What the task asks: Select the lines below containing the word "在租用期内".

Collected data entries:

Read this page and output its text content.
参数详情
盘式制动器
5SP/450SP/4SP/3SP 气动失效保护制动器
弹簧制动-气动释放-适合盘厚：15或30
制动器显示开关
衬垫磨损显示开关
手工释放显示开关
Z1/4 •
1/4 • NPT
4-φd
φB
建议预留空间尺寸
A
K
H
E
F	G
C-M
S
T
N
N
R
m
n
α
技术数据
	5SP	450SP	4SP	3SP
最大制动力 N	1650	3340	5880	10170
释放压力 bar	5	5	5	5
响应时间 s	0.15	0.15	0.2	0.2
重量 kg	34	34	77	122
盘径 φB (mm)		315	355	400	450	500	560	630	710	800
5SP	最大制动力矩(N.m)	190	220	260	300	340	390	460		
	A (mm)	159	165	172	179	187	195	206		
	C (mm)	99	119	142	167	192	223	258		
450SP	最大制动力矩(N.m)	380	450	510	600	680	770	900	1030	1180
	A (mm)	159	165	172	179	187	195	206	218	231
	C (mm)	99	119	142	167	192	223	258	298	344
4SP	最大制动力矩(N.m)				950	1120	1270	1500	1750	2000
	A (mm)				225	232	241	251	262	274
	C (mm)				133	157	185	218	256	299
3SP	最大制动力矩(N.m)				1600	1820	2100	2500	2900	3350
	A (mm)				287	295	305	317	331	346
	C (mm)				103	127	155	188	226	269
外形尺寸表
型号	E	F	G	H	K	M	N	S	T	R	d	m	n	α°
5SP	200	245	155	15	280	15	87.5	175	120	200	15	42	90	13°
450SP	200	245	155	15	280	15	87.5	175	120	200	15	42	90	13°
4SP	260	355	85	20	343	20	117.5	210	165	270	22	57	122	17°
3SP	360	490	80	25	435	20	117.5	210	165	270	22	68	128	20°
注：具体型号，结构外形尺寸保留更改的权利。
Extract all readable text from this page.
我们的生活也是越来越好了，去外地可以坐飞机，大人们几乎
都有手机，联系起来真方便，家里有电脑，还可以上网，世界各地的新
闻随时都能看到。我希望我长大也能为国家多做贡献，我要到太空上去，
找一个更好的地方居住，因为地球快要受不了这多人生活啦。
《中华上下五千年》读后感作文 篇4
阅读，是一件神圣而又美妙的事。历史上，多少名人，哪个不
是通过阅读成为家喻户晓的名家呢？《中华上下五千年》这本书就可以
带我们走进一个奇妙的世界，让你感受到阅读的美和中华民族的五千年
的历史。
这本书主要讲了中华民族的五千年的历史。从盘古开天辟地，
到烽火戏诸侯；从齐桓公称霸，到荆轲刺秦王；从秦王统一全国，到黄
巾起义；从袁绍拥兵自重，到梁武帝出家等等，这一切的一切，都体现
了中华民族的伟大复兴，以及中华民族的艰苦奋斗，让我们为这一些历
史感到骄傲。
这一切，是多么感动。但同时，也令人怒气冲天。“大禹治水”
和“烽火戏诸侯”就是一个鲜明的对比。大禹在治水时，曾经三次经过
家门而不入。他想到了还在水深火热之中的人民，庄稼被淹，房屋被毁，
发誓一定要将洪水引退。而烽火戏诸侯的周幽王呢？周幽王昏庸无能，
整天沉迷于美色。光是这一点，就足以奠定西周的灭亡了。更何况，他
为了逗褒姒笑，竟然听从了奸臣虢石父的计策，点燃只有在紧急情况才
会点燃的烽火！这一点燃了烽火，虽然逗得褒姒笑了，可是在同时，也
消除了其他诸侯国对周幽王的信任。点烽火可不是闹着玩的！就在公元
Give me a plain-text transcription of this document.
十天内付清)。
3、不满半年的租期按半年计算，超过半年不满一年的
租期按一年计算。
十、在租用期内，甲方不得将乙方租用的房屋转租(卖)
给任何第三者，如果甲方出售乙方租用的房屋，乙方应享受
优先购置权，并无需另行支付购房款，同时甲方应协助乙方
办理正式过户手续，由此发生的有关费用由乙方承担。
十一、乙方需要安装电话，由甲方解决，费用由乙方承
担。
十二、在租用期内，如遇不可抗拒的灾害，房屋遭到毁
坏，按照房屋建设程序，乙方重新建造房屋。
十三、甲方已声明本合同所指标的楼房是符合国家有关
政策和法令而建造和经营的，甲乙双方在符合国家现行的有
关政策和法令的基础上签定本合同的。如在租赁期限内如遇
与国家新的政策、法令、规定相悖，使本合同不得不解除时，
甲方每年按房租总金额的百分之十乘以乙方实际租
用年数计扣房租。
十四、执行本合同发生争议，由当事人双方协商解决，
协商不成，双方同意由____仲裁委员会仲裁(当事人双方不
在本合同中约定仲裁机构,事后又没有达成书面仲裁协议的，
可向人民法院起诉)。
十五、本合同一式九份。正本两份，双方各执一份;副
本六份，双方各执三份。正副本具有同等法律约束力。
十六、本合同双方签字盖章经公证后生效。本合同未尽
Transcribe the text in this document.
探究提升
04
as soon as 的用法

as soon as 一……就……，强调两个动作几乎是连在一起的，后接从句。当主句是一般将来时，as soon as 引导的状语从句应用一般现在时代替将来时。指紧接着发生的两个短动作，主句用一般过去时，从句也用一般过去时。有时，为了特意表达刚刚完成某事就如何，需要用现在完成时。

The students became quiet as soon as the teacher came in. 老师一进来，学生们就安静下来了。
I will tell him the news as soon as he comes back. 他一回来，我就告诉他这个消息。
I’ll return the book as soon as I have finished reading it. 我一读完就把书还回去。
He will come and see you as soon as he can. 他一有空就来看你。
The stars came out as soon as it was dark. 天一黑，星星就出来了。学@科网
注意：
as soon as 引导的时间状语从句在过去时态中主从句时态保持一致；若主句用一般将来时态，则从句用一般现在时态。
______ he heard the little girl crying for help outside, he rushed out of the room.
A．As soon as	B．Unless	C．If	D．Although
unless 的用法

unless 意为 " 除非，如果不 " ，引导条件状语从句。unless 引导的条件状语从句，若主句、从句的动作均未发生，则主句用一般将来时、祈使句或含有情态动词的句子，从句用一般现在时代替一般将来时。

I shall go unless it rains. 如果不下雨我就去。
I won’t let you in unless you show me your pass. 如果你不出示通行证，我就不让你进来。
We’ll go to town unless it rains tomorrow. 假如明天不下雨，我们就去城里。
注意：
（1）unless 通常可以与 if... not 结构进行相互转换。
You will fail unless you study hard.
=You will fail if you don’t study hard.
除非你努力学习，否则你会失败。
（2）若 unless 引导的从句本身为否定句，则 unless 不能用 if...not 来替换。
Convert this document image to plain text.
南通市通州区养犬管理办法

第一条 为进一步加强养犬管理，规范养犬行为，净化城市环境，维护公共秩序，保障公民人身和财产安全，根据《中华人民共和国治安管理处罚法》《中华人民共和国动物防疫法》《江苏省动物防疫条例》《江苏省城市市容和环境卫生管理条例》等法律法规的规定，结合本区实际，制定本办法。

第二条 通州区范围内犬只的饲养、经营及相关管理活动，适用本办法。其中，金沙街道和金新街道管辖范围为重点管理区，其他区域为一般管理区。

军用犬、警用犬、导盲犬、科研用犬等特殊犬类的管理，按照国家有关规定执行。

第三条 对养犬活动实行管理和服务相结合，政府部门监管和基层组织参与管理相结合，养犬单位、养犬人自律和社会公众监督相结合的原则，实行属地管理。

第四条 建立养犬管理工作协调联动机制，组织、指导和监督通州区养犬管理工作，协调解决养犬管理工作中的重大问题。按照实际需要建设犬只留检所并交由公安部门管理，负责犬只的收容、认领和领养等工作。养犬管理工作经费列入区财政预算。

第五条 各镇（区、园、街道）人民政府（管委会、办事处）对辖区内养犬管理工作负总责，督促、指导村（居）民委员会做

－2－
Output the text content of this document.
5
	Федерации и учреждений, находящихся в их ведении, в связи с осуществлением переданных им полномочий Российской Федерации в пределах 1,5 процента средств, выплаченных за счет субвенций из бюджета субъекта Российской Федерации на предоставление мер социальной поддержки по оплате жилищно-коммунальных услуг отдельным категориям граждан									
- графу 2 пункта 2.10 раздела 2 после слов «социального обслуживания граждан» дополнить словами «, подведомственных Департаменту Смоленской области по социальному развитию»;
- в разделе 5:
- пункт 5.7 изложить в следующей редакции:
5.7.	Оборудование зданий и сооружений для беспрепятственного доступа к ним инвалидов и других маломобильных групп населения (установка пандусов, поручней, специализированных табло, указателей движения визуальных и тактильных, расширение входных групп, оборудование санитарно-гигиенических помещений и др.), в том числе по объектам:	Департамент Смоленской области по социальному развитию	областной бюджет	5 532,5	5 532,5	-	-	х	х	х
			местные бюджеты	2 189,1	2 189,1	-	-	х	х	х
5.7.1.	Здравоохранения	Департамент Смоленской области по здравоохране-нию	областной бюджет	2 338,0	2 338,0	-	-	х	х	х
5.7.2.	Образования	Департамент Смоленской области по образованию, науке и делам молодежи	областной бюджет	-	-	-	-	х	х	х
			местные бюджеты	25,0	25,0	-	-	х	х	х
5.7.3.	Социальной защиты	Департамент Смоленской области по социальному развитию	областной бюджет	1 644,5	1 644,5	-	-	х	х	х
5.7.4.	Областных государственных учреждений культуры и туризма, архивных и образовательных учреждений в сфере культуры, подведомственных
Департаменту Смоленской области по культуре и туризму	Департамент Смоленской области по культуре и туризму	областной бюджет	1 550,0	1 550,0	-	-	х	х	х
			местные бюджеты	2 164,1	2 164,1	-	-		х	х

Answer to this problem:
十、在租用期内，甲方不得将乙方租用的房屋转租(卖)
十二、在租用期内，如遇不可抗拒的灾害，房屋遭到毁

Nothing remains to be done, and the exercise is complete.